◆ **BRIEF**:
Copy out each line below that has the word "муниципальных" in it.

[Start TASK MATERIAL]

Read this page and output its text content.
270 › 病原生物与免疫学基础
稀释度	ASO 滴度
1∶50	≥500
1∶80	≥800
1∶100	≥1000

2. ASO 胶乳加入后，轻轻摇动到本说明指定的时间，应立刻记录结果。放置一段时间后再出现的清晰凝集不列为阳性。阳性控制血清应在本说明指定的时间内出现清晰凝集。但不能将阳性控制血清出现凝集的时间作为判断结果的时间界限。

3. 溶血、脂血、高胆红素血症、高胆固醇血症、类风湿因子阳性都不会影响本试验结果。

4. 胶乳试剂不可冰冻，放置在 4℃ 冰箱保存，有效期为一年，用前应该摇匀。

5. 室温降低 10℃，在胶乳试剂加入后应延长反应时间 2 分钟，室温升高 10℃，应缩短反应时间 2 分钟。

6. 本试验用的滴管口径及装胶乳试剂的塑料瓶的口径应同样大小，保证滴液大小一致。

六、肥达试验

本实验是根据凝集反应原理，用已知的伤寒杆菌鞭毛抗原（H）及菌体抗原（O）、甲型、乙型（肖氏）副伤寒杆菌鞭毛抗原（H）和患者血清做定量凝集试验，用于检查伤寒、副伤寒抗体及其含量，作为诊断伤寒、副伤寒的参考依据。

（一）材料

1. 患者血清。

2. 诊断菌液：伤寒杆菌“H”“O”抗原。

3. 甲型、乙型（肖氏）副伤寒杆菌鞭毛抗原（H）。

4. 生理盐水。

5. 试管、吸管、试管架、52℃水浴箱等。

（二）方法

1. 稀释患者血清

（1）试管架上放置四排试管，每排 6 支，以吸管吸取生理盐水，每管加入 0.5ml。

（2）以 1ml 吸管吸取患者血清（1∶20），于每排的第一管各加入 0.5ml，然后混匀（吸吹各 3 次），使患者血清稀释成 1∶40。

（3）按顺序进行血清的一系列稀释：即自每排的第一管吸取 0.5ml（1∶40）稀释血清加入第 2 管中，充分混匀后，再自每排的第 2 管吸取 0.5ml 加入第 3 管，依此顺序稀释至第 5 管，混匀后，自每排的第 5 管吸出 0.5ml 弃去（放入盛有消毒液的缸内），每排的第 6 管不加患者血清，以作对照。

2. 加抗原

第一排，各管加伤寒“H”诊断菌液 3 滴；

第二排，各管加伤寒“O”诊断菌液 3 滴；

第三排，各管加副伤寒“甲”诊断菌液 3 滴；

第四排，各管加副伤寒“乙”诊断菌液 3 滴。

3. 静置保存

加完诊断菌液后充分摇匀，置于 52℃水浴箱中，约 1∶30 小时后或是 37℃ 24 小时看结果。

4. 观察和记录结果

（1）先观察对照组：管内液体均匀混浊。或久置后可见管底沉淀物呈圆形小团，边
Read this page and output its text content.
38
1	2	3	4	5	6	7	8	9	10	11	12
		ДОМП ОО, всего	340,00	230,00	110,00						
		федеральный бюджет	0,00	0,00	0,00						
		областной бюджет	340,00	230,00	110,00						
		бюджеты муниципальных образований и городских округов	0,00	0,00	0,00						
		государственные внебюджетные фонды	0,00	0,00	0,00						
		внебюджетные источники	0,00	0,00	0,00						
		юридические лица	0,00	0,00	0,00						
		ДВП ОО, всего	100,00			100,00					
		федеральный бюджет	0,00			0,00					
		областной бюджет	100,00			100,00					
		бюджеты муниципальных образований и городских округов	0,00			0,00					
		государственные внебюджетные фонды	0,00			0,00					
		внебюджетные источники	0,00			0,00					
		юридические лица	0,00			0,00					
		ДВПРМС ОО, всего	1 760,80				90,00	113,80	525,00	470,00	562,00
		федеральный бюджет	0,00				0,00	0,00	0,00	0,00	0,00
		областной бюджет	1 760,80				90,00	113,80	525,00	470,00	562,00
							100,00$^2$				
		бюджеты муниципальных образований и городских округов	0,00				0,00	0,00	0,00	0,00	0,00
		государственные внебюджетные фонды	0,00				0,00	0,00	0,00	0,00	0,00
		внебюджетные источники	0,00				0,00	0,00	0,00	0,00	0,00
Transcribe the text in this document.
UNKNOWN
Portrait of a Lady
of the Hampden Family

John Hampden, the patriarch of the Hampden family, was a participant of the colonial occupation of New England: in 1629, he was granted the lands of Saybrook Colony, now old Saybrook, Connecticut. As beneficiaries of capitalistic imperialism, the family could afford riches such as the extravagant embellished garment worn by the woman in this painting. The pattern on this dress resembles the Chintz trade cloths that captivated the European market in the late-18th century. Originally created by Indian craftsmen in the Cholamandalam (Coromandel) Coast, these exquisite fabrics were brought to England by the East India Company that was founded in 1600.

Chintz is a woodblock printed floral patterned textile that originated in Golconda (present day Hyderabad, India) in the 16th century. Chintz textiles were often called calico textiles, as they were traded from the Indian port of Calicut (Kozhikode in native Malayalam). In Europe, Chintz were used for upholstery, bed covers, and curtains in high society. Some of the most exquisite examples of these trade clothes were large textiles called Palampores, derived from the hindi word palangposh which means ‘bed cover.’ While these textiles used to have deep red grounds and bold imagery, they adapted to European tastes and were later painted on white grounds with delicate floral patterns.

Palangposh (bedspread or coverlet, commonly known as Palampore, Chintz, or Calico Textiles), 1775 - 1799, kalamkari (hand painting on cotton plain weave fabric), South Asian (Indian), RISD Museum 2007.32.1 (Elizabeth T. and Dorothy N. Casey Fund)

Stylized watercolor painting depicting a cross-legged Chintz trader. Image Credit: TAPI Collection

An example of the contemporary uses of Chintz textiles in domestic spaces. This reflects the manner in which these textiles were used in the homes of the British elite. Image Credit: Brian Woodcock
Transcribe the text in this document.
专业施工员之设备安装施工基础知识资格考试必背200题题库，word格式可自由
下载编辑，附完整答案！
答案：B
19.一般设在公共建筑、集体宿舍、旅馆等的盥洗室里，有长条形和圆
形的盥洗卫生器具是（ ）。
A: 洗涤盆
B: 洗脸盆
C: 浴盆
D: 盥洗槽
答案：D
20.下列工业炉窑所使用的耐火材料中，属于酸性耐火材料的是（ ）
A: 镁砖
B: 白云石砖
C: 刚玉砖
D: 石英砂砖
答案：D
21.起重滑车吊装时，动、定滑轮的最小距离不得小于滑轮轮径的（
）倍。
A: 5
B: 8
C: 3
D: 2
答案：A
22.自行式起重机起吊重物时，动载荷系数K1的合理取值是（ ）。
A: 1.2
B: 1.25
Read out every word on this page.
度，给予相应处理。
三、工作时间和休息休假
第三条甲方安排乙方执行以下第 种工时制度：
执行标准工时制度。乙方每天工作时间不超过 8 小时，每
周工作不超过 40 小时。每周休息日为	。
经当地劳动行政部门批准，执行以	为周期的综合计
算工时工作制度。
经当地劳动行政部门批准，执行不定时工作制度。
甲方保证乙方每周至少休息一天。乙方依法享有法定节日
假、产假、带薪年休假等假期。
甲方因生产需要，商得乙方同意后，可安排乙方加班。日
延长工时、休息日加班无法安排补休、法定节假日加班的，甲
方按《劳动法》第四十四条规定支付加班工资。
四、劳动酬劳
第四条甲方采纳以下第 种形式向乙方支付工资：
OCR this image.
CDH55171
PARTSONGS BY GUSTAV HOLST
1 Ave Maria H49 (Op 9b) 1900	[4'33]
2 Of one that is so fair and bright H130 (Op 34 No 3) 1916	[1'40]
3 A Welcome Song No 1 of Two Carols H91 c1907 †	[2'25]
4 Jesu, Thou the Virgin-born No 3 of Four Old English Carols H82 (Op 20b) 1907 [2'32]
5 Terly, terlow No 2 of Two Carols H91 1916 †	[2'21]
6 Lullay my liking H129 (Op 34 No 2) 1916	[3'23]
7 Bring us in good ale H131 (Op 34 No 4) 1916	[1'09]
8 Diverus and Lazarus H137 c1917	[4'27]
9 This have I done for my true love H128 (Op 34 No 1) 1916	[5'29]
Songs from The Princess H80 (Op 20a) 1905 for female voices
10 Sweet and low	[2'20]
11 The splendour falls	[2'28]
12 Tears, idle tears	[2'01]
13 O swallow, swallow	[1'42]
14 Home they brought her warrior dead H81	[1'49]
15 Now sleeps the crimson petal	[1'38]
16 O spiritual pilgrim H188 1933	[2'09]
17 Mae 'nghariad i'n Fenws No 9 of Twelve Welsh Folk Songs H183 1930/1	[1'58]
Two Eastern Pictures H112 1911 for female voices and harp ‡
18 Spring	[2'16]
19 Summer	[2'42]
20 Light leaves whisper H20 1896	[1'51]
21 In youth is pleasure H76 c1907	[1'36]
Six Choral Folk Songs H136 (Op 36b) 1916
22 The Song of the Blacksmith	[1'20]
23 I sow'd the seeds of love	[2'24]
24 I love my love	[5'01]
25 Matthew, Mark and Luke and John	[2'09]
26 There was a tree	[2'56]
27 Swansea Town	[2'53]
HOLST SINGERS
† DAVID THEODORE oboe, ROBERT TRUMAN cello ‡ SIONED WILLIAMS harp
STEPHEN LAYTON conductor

[End TASK MATERIAL]

◆ **EXERCISE ANSWER**:
		бюджеты муниципальных образований и городских округов	0,00	0,00	0,00						
		бюджеты муниципальных образований и городских округов	0,00			0,00					
		бюджеты муниципальных образований и городских округов	0,00				0,00	0,00	0,00	0,00	0,00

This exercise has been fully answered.